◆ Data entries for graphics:
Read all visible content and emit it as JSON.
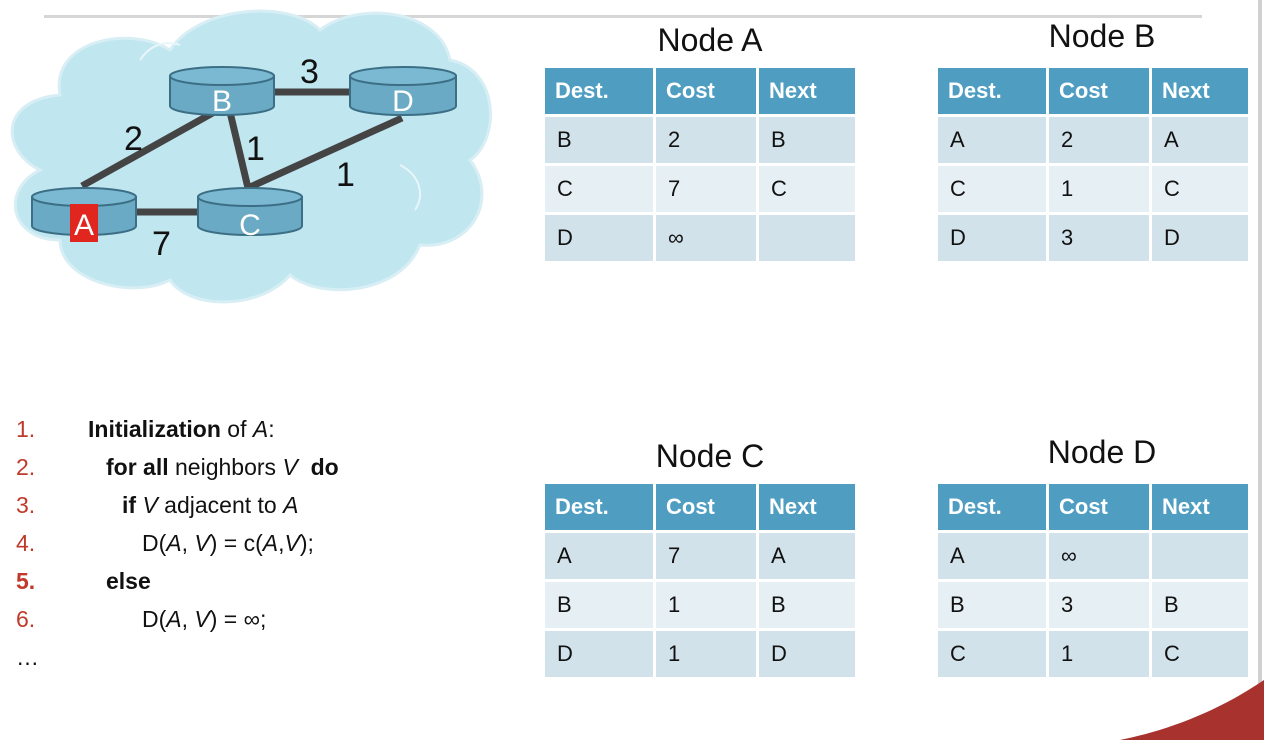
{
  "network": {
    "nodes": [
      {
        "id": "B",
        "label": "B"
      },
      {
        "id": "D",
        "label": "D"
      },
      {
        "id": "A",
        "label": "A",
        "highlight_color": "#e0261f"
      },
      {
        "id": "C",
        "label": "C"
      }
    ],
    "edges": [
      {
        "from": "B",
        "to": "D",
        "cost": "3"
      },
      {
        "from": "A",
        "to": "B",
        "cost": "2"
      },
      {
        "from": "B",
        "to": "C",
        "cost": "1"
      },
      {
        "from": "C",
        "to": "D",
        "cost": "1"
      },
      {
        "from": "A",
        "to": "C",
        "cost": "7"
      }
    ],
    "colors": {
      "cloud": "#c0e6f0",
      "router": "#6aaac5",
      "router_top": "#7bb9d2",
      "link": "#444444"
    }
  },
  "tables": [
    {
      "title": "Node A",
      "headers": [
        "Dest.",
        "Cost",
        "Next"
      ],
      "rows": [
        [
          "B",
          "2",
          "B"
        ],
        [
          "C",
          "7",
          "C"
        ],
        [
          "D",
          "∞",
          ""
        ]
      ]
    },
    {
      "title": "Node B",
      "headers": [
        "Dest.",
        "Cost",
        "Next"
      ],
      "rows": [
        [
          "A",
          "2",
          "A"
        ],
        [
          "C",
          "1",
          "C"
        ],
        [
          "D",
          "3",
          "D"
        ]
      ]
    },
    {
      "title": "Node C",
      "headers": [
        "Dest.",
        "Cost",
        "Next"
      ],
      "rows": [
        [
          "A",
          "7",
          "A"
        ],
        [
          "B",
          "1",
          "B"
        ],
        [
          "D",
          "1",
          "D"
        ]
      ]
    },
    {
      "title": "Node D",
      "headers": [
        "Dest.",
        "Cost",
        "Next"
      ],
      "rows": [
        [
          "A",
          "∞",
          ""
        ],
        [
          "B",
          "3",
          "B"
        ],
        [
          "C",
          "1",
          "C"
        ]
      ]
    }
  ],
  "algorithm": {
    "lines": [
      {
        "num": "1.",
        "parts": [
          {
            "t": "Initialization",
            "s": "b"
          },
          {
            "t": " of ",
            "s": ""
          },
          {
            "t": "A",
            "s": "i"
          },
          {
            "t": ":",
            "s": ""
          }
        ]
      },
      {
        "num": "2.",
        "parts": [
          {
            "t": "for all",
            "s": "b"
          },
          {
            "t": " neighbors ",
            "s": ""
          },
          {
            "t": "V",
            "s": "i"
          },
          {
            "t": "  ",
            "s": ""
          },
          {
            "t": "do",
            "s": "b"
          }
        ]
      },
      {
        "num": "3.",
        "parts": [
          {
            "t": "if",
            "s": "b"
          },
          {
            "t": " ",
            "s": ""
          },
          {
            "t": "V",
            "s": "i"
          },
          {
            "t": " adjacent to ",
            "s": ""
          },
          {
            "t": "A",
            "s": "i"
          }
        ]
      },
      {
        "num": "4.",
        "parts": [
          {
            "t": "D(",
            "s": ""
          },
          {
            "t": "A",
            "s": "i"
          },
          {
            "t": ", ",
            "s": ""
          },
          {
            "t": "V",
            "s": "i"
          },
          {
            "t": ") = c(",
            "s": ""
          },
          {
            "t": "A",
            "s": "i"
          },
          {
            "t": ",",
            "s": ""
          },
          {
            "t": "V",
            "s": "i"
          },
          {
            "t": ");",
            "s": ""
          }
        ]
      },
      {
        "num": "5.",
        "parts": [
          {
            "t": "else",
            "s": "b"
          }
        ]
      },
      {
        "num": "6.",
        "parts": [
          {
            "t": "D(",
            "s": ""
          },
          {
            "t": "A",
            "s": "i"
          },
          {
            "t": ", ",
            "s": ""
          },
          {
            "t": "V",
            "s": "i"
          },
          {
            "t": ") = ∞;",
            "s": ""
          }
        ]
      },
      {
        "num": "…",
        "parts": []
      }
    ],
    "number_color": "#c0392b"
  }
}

...

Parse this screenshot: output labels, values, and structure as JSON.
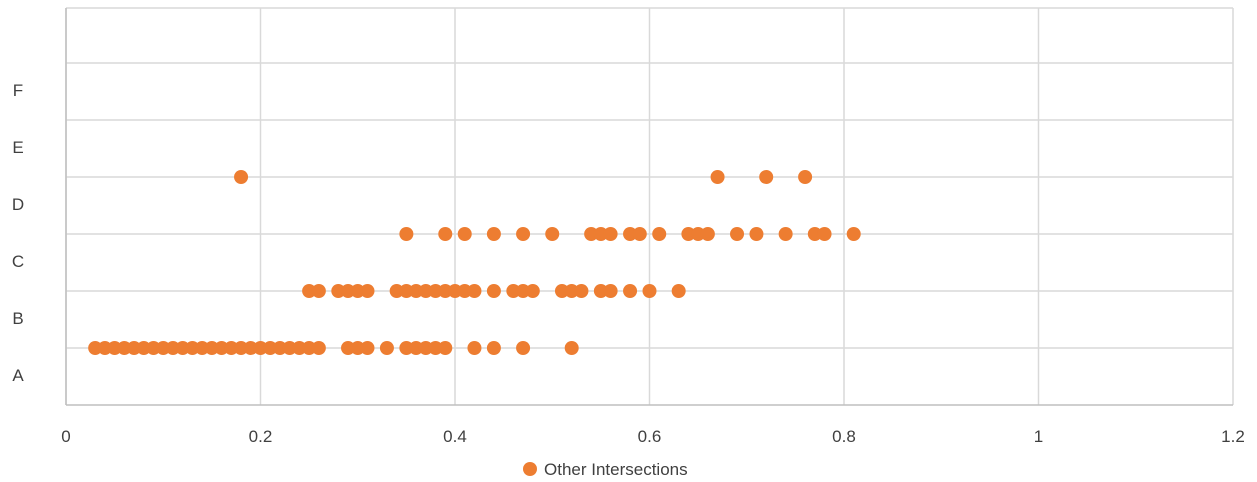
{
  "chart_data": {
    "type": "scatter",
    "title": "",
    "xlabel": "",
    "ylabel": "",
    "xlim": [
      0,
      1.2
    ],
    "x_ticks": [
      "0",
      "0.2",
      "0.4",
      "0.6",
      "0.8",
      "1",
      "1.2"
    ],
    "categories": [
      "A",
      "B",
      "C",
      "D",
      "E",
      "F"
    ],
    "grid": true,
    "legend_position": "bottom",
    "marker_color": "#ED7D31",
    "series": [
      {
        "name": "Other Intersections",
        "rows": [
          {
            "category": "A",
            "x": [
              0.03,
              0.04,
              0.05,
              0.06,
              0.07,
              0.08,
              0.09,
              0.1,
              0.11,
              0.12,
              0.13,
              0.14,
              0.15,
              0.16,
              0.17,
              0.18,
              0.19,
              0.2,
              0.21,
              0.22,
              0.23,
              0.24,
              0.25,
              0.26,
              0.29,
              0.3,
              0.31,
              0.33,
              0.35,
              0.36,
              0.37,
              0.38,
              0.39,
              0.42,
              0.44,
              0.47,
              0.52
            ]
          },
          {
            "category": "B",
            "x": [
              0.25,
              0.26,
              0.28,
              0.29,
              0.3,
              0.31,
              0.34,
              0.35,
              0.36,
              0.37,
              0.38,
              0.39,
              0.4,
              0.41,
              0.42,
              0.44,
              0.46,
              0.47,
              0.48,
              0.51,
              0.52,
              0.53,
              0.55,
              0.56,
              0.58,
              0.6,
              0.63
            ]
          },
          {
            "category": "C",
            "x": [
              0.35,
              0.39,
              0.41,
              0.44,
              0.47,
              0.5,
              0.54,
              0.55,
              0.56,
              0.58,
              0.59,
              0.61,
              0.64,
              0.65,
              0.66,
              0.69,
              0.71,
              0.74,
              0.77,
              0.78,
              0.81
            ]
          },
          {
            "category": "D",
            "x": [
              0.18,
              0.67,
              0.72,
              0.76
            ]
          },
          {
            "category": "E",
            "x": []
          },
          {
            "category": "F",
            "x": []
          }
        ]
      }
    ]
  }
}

◆ Written exercise:
Look through the data and show every line containing "title".

◆ Answer to this problem:
      "title": "Node A",
      "title": "Node B",
      "title": "Node C",
      "title": "Node D",
    "title": "",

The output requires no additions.